*Set exercise:*
Update the following items by replacing "screenshot" with "image" and leaving all other text unchanged. Leave the pictures out of your answer.

*Source records:*
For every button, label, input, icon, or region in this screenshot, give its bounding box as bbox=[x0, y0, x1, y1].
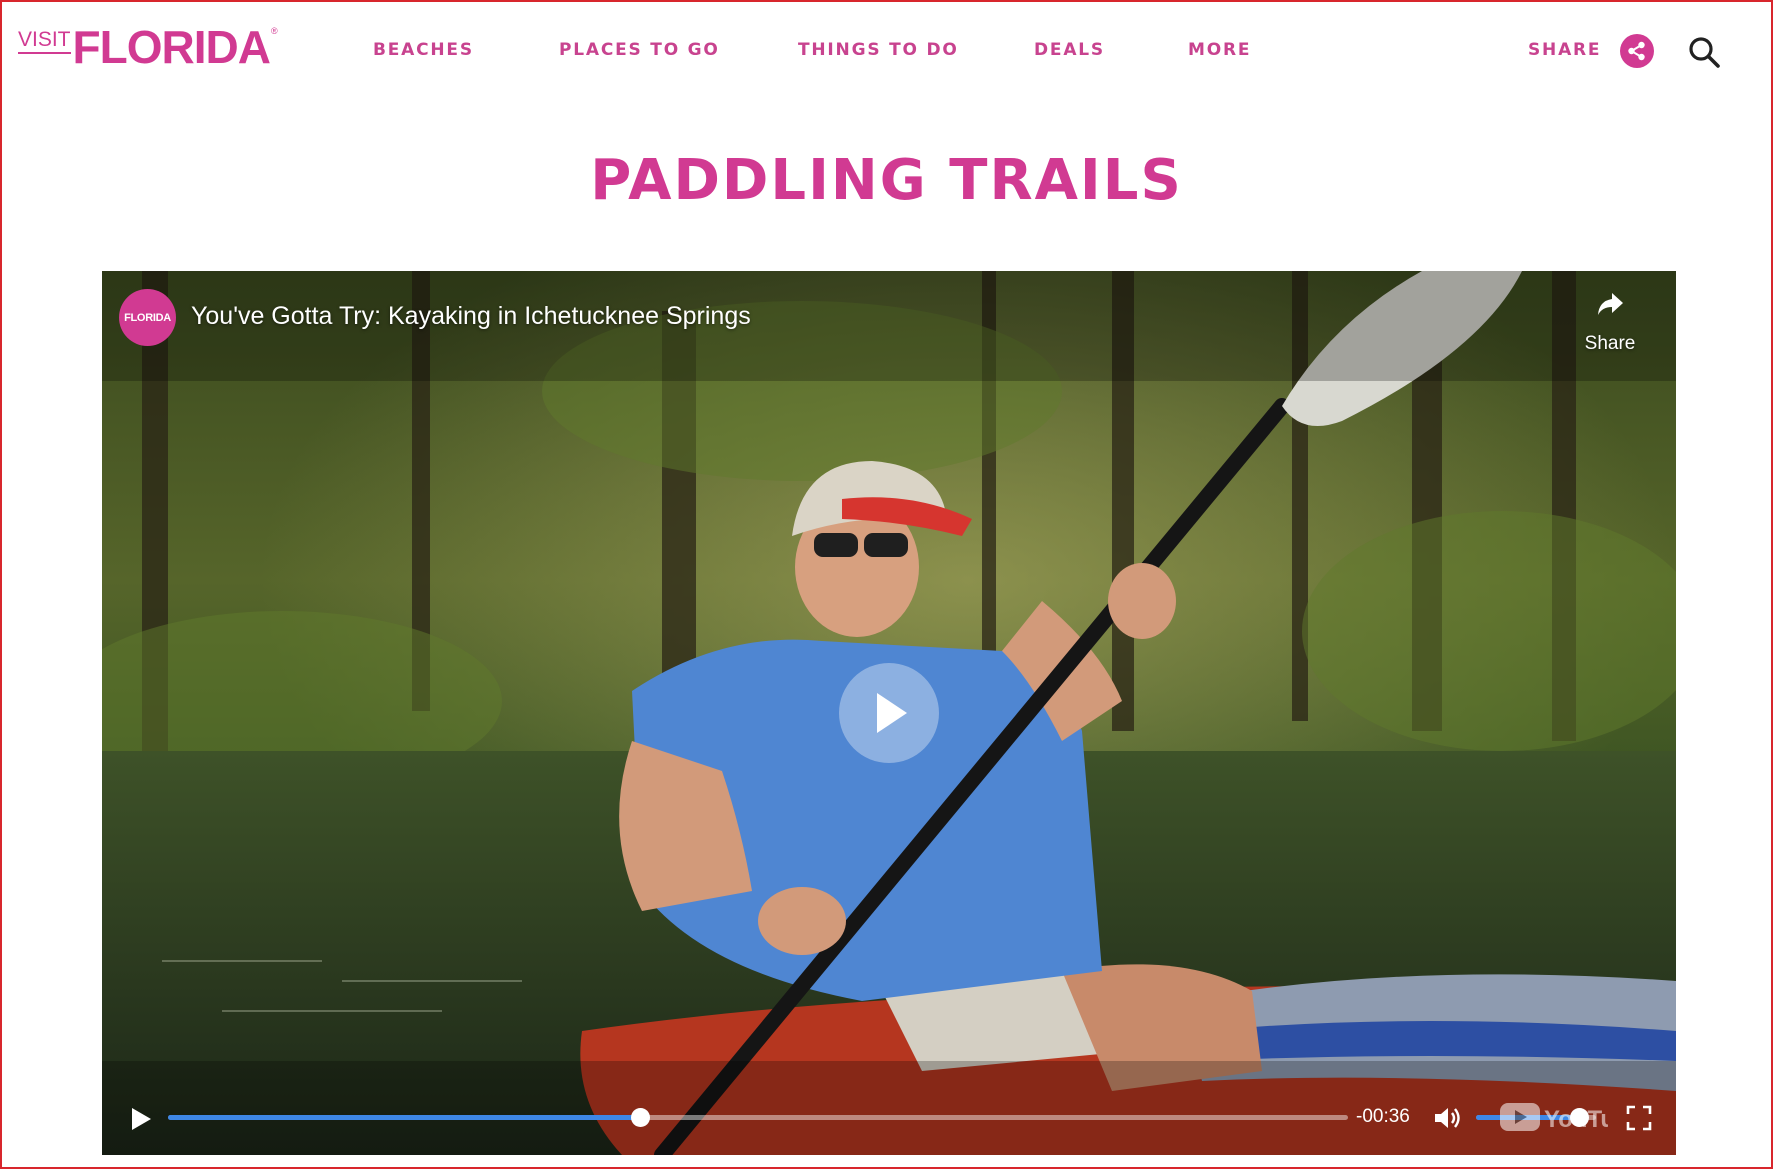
progress-bar[interactable] bbox=[168, 1108, 1348, 1127]
video-share-button[interactable]: Share bbox=[1580, 289, 1640, 359]
share-link[interactable]: SHARE bbox=[1528, 40, 1601, 60]
logo-visit-text: VISIT bbox=[18, 29, 71, 54]
video-title[interactable]: You've Gotta Try: Kayaking in Ichetuckne… bbox=[191, 302, 751, 331]
play-icon bbox=[132, 1108, 151, 1130]
site-header: VISIT FLORIDA ® BEACHES PLACES TO GO THI… bbox=[0, 0, 1773, 104]
progress-scrubber[interactable] bbox=[631, 1108, 650, 1127]
nav-item-places-to-go[interactable]: PLACES TO GO bbox=[559, 40, 720, 60]
volume-icon[interactable] bbox=[1432, 1103, 1462, 1133]
play-icon bbox=[877, 693, 907, 733]
progress-fill bbox=[168, 1115, 640, 1120]
nav-item-things-to-do[interactable]: THINGS TO DO bbox=[798, 40, 959, 60]
nav-item-beaches[interactable]: BEACHES bbox=[373, 40, 474, 60]
search-icon[interactable] bbox=[1686, 34, 1722, 70]
share-icon[interactable] bbox=[1620, 34, 1654, 68]
fullscreen-icon[interactable] bbox=[1626, 1105, 1652, 1131]
video-player[interactable]: FLORIDA You've Gotta Try: Kayaking in Ic… bbox=[102, 271, 1676, 1155]
youtube-logo[interactable]: YouTube bbox=[1498, 1097, 1643, 1137]
time-remaining: -00:36 bbox=[1356, 1106, 1410, 1127]
nav-item-more[interactable]: MORE bbox=[1188, 40, 1251, 60]
nav-item-deals[interactable]: DEALS bbox=[1034, 40, 1105, 60]
channel-avatar[interactable]: FLORIDA bbox=[119, 289, 176, 346]
logo-registered-mark: ® bbox=[270, 26, 278, 36]
logo-florida-text: FLORIDA bbox=[72, 21, 271, 73]
big-play-button[interactable] bbox=[839, 663, 939, 763]
play-pause-button[interactable] bbox=[126, 1105, 154, 1133]
video-controls: -00:36 YouTube bbox=[102, 1091, 1676, 1155]
page-title: PADDLING TRAILS bbox=[590, 148, 1183, 213]
share-arrow-icon bbox=[1598, 293, 1623, 315]
video-share-label: Share bbox=[1584, 333, 1636, 354]
youtube-logo-text: YouTube bbox=[1544, 1106, 1608, 1133]
visit-florida-logo[interactable]: VISIT FLORIDA ® bbox=[18, 22, 278, 78]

*Solution:*
For every button, label, input, icon, or region in this image, give its bounding box as bbox=[x0, y0, x1, y1].
progress-bar[interactable] bbox=[168, 1108, 1348, 1127]
video-share-button[interactable]: Share bbox=[1580, 289, 1640, 359]
share-link[interactable]: SHARE bbox=[1528, 40, 1601, 60]
logo-visit-text: VISIT bbox=[18, 29, 71, 54]
video-title[interactable]: You've Gotta Try: Kayaking in Ichetuckne… bbox=[191, 302, 751, 331]
play-icon bbox=[132, 1108, 151, 1130]
site-header: VISIT FLORIDA ® BEACHES PLACES TO GO THI… bbox=[0, 0, 1773, 104]
progress-scrubber[interactable] bbox=[631, 1108, 650, 1127]
nav-item-places-to-go[interactable]: PLACES TO GO bbox=[559, 40, 720, 60]
volume-icon[interactable] bbox=[1432, 1103, 1462, 1133]
play-icon bbox=[877, 693, 907, 733]
progress-fill bbox=[168, 1115, 640, 1120]
nav-item-things-to-do[interactable]: THINGS TO DO bbox=[798, 40, 959, 60]
nav-item-beaches[interactable]: BEACHES bbox=[373, 40, 474, 60]
search-icon[interactable] bbox=[1686, 34, 1722, 70]
share-icon[interactable] bbox=[1620, 34, 1654, 68]
fullscreen-icon[interactable] bbox=[1626, 1105, 1652, 1131]
video-player[interactable]: FLORIDA You've Gotta Try: Kayaking in Ic… bbox=[102, 271, 1676, 1155]
youtube-logo[interactable]: YouTube bbox=[1498, 1097, 1643, 1137]
time-remaining: -00:36 bbox=[1356, 1106, 1410, 1127]
nav-item-more[interactable]: MORE bbox=[1188, 40, 1251, 60]
nav-item-deals[interactable]: DEALS bbox=[1034, 40, 1105, 60]
channel-avatar[interactable]: FLORIDA bbox=[119, 289, 176, 346]
logo-registered-mark: ® bbox=[270, 26, 278, 36]
logo-florida-text: FLORIDA bbox=[72, 21, 271, 73]
big-play-button[interactable] bbox=[839, 663, 939, 763]
play-pause-button[interactable] bbox=[126, 1105, 154, 1133]
video-controls: -00:36 YouTube bbox=[102, 1091, 1676, 1155]
page-title: PADDLING TRAILS bbox=[590, 148, 1183, 213]
share-arrow-icon bbox=[1598, 293, 1623, 315]
video-share-label: Share bbox=[1584, 333, 1636, 354]
youtube-logo-text: YouTube bbox=[1544, 1106, 1608, 1133]
visit-florida-logo[interactable]: VISIT FLORIDA ® bbox=[18, 22, 278, 78]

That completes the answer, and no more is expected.